[Saved entries]
-*-*-

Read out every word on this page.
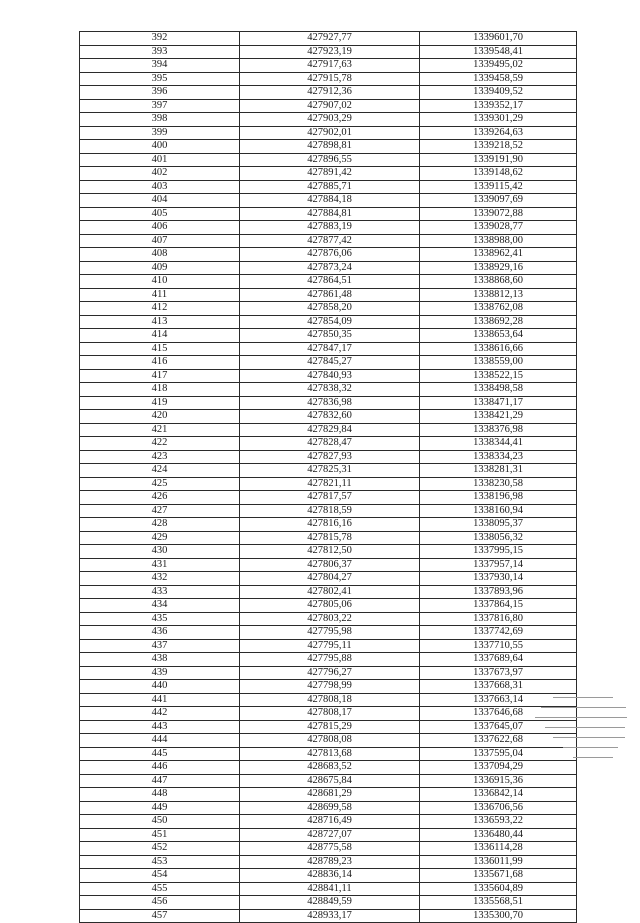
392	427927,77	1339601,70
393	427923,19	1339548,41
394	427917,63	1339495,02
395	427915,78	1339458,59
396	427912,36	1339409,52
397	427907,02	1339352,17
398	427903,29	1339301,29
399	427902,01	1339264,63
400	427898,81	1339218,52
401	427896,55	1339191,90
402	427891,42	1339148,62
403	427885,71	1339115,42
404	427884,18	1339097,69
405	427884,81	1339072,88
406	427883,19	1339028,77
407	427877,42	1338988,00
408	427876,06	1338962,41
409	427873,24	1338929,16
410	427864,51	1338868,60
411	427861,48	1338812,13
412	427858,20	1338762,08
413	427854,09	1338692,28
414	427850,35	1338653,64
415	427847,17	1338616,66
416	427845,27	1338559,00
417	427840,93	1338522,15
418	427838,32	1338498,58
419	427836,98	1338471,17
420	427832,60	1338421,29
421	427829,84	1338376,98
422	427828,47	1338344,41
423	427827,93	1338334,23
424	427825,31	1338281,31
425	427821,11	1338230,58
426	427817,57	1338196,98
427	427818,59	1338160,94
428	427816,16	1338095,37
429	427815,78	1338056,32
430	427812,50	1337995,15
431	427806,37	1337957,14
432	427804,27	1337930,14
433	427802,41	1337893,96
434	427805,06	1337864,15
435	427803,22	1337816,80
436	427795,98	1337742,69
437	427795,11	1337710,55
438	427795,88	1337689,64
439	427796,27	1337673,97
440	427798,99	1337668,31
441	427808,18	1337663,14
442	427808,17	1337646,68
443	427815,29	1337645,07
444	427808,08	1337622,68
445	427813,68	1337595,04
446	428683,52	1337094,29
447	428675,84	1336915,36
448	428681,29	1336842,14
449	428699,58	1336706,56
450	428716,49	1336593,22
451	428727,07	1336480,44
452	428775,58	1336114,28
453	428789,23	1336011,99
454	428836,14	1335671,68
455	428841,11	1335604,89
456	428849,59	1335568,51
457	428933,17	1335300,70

-*-*-

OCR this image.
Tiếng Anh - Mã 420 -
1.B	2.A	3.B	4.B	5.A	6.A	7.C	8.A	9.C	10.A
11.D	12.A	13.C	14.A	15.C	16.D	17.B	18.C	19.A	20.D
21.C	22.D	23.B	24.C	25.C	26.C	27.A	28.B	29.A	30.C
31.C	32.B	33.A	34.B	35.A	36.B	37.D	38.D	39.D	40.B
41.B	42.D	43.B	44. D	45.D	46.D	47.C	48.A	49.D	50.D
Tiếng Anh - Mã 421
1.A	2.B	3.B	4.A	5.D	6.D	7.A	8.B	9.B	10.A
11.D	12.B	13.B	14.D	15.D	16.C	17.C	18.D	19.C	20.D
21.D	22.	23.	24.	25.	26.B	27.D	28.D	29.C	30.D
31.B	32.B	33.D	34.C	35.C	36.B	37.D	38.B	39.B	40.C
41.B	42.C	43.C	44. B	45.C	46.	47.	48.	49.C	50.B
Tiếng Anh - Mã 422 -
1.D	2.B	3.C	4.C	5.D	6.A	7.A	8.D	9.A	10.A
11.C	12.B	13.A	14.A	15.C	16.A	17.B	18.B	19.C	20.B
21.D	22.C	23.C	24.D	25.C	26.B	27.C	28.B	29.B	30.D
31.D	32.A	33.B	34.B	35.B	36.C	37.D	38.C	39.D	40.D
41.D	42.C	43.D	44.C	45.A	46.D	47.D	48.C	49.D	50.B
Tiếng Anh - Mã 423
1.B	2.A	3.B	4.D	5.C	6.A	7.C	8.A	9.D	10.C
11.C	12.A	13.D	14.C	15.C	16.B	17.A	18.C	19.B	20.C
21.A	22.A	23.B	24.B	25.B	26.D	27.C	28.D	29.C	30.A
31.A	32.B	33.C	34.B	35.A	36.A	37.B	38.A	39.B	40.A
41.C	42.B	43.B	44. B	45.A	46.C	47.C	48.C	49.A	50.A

-*-*-

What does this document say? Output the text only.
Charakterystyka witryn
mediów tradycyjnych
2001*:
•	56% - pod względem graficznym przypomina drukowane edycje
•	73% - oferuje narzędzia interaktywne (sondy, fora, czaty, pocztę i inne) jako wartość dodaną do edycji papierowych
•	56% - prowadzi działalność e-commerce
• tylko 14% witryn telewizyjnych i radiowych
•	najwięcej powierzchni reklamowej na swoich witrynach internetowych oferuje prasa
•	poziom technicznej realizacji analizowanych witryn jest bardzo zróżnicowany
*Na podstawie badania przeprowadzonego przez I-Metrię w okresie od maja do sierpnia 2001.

-*-*-

Job> Compute the number of lines above that contain the string "this". Reply with that value only.

Reply to the task> 3